-- start Record extracts --

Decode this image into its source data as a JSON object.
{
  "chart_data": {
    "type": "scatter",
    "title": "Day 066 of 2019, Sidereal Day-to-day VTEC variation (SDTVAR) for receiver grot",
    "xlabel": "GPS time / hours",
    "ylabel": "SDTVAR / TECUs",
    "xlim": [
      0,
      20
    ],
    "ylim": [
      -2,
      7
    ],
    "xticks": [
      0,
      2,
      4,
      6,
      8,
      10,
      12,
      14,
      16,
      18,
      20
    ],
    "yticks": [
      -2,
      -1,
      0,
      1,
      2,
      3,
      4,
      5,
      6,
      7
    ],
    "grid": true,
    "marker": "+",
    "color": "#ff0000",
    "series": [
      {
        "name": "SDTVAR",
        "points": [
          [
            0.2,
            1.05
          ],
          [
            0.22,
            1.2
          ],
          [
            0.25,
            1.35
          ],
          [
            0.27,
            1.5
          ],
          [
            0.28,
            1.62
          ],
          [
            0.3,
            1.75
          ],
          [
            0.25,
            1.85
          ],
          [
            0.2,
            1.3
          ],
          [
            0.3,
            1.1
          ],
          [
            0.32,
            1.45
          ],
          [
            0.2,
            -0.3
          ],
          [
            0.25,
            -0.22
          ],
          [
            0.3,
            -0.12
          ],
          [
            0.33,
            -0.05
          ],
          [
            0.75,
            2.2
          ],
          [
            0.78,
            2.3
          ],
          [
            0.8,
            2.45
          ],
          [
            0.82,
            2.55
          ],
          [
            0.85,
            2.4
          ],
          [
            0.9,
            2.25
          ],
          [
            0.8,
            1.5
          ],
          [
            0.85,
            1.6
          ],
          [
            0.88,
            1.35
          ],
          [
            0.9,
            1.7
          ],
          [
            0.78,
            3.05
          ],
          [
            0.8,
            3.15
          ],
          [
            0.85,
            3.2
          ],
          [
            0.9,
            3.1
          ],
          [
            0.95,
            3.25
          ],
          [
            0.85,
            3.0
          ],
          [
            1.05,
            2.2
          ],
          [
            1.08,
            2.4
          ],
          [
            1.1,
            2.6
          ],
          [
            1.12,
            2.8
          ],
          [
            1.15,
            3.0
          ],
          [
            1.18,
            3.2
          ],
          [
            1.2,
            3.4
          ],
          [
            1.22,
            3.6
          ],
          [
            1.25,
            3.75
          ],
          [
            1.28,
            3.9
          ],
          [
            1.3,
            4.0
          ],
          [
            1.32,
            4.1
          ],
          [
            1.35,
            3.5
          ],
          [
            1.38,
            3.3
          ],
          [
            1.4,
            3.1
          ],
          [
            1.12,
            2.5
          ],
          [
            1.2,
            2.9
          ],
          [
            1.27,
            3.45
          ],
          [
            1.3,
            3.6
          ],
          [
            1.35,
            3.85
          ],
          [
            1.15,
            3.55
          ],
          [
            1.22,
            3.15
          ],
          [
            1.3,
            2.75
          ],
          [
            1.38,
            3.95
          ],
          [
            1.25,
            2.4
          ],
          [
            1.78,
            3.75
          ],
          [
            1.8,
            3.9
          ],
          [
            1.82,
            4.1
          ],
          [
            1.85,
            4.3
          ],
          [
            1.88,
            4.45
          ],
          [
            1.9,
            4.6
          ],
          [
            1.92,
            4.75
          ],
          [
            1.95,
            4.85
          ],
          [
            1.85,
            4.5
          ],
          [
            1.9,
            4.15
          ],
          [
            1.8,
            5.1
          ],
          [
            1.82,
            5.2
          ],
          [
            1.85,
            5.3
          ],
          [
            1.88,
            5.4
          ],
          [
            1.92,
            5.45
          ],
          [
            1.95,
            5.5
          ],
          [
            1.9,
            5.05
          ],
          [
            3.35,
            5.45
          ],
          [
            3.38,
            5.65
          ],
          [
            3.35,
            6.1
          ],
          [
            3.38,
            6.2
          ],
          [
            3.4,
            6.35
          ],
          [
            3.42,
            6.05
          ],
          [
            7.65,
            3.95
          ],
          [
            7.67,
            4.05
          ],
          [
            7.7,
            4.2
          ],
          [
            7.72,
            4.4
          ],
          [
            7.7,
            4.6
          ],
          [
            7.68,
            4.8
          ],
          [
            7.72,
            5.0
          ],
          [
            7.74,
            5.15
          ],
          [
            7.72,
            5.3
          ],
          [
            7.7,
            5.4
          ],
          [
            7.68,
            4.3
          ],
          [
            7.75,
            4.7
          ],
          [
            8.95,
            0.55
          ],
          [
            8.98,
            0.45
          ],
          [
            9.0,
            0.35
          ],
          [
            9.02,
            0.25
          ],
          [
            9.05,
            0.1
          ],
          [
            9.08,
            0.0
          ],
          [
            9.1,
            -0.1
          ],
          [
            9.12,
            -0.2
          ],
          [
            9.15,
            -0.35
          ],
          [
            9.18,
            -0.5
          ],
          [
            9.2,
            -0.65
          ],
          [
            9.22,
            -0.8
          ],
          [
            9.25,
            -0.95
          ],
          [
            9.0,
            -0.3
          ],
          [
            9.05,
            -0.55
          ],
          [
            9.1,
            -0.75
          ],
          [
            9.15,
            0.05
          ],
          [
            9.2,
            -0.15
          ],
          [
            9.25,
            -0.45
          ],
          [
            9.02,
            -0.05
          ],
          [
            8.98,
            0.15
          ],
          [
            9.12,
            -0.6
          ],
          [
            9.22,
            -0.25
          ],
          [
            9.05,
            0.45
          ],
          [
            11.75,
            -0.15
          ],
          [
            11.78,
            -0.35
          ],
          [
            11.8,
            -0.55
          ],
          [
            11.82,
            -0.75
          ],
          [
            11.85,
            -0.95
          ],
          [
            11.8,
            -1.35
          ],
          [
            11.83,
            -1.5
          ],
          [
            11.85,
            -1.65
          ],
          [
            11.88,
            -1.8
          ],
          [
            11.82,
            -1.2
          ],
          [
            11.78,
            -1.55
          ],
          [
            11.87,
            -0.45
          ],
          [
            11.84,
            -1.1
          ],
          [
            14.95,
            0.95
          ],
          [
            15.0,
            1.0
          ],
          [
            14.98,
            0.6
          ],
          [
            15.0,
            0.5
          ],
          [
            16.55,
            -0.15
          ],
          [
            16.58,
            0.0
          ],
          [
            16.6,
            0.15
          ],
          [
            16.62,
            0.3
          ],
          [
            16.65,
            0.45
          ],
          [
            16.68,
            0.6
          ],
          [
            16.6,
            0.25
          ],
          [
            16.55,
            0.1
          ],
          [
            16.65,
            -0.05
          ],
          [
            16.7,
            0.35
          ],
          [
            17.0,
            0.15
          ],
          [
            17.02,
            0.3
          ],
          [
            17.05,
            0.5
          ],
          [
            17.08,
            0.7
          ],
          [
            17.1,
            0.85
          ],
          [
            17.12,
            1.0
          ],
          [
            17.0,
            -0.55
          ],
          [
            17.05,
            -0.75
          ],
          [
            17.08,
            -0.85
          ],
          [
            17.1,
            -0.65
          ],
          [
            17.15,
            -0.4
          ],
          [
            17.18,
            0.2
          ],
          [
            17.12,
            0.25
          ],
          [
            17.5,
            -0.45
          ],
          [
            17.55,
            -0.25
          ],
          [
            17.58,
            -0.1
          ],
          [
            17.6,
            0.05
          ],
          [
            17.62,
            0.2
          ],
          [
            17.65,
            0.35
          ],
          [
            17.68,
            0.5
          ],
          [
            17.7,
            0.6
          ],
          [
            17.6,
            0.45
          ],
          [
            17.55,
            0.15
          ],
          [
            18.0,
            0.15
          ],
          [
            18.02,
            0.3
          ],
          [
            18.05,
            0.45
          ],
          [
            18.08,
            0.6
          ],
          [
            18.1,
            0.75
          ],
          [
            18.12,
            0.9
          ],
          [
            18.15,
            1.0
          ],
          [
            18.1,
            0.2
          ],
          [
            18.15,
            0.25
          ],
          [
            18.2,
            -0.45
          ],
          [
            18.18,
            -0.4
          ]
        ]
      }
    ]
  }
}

-- end Record extracts --

▶ Objective
Copy every line of the entries above in which "SDTVAR" occurs.

▶ Completed task
    "title": "Day 066 of 2019, Sidereal Day-to-day VTEC variation (SDTVAR) for receiver grot",
    "ylabel": "SDTVAR / TECUs",
        "name": "SDTVAR",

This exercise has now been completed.